**Data supplied**:
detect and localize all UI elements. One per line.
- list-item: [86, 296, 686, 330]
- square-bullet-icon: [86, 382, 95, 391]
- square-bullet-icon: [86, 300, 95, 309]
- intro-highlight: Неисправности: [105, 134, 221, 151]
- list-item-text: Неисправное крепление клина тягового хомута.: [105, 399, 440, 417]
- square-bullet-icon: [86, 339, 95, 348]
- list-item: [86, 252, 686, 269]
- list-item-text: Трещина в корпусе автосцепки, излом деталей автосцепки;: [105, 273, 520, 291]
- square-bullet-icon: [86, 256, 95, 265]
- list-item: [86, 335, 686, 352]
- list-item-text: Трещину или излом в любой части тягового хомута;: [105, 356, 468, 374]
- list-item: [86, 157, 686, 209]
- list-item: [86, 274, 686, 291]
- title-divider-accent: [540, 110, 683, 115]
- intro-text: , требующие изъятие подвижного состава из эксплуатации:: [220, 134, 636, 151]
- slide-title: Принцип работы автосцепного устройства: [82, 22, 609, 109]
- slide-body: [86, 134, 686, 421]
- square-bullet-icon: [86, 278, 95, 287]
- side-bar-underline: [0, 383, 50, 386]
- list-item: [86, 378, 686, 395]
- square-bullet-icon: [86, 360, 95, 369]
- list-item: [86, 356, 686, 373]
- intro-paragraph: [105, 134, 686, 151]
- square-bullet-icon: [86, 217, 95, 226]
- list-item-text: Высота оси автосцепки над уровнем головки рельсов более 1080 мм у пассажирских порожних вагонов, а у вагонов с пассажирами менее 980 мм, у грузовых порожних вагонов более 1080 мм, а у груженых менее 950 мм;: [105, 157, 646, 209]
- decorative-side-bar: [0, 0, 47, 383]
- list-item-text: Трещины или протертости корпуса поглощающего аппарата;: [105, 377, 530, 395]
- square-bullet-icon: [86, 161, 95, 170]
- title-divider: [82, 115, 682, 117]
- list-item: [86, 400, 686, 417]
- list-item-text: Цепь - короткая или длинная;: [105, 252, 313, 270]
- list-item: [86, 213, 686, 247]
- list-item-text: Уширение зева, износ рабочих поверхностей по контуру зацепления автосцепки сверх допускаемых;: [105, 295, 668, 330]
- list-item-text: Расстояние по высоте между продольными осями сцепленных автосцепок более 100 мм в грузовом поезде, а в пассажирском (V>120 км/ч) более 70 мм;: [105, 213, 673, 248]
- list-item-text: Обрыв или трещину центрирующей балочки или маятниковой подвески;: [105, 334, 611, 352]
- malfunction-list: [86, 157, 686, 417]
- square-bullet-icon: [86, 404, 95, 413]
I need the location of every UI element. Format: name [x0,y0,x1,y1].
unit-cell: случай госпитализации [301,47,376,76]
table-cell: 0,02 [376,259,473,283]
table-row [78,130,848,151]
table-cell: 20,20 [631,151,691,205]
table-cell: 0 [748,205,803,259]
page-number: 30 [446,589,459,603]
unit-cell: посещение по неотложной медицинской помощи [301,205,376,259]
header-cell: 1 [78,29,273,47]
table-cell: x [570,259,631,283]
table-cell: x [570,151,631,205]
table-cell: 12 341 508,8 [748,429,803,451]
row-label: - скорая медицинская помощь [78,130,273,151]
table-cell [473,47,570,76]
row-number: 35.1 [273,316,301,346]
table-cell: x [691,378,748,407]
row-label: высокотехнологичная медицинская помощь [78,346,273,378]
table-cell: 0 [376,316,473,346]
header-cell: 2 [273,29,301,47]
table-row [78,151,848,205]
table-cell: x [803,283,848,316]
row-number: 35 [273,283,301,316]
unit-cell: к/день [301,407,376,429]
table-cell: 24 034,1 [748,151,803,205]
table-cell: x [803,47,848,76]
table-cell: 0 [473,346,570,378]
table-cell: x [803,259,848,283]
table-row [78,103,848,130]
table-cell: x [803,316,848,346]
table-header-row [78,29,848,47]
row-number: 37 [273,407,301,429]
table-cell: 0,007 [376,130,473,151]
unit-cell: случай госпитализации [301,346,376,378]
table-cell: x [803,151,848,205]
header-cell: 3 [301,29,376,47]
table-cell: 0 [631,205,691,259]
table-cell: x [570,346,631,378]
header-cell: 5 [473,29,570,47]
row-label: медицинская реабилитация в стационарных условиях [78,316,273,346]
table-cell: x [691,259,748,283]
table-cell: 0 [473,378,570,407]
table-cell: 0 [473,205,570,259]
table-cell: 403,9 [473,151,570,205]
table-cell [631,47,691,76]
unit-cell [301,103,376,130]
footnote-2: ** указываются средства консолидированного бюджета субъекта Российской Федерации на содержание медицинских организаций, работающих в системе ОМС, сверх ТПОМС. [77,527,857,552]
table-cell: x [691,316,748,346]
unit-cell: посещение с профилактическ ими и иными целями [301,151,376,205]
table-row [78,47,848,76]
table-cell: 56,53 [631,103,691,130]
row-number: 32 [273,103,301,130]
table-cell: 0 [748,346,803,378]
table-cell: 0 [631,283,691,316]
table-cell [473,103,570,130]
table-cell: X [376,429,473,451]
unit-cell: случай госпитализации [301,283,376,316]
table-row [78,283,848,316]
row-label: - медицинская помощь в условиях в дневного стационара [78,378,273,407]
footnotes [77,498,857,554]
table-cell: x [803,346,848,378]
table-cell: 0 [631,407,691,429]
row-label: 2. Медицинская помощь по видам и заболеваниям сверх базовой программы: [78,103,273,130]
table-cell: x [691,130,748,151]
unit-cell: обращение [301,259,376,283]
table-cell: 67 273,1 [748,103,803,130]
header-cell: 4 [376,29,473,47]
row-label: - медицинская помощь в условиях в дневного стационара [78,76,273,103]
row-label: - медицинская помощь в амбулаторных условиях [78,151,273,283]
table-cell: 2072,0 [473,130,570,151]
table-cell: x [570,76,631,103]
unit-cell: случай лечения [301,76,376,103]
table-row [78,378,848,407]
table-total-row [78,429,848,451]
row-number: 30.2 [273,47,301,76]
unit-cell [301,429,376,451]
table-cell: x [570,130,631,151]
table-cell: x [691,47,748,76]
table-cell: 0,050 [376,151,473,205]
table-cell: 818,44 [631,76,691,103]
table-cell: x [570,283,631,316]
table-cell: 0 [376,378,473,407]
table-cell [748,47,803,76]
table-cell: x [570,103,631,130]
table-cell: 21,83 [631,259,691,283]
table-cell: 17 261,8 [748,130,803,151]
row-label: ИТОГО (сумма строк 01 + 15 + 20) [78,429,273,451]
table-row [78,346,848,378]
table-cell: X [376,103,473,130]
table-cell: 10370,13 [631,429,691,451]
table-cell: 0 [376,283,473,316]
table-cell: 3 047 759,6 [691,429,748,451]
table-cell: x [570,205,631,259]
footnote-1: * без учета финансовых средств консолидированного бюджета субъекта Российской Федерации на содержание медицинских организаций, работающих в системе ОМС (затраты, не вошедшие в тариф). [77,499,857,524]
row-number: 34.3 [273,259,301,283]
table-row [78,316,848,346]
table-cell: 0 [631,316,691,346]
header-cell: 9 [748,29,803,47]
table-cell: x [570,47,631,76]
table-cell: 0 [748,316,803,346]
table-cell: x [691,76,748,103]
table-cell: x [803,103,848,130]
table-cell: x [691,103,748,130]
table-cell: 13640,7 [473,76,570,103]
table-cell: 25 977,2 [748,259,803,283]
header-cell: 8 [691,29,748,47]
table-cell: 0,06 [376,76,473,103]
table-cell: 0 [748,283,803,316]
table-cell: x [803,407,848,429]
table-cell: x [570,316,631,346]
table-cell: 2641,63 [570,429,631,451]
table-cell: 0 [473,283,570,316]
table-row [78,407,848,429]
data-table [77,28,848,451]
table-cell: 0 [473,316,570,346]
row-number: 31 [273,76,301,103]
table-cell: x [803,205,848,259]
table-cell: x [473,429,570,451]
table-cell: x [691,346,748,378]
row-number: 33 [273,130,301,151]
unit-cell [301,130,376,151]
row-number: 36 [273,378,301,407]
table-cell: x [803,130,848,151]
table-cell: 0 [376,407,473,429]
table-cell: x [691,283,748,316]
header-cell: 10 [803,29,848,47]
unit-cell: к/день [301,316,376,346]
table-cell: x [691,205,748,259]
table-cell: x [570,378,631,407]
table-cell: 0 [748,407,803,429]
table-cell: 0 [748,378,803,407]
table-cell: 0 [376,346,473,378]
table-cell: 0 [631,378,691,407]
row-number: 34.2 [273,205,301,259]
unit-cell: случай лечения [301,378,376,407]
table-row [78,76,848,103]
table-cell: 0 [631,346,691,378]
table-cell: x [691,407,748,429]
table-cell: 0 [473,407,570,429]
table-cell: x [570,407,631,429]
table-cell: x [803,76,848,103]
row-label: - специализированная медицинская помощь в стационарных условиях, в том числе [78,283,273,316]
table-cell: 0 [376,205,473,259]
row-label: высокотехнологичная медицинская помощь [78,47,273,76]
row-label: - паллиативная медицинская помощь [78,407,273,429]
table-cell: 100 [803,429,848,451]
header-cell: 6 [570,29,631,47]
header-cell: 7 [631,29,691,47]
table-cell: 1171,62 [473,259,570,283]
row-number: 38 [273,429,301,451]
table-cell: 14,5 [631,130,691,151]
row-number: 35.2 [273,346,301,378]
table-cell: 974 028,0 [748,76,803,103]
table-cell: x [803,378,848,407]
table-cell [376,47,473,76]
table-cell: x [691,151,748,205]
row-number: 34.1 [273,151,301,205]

**The request**: Convert the material, from its first line through the line containing "- square-bullet-icon: [86, 278, 95, 287]", into a Markdown table with the columns Row and Text, numbering each line and skipping any blank lines.

**The result**:
| Row | Text |
|---|---|
| 1 | detect and localize all UI elements. One per line. |
| 2 | - list-item: [86, 296, 686, 330] |
| 3 | - square-bullet-icon: [86, 382, 95, 391] |
| 4 | - square-bullet-icon: [86, 300, 95, 309] |
| 5 | - intro-highlight: Неисправности: [105, 134, 221, 151] |
| 6 | - list-item-text: Неисправное крепление клина тягового хомута.: [105, 399, 440, 417] |
| 7 | - square-bullet-icon: [86, 339, 95, 348] |
| 8 | - list-item: [86, 252, 686, 269] |
| 9 | - list-item-text: Трещина в корпусе автосцепки, излом деталей автосцепки;: [105, 273, 520, 291] |
| 10 | - square-bullet-icon: [86, 256, 95, 265] |
| 11 | - list-item: [86, 335, 686, 352] |
| 12 | - list-item-text: Трещину или излом в любой части тягового хомута;: [105, 356, 468, 374] |
| 13 | - list-item: [86, 157, 686, 209] |
| 14 | - list-item: [86, 274, 686, 291] |
| 15 | - title-divider-accent: [540, 110, 683, 115] |
| 16 | - intro-text: , требующие изъятие подвижного состава из эксплуатации:: [220, 134, 636, 151] |
| 17 | - slide-title: Принцип работы автосцепного устройства: [82, 22, 609, 109] |
| 18 | - slide-body: [86, 134, 686, 421] |
| 19 | - square-bullet-icon: [86, 278, 95, 287] |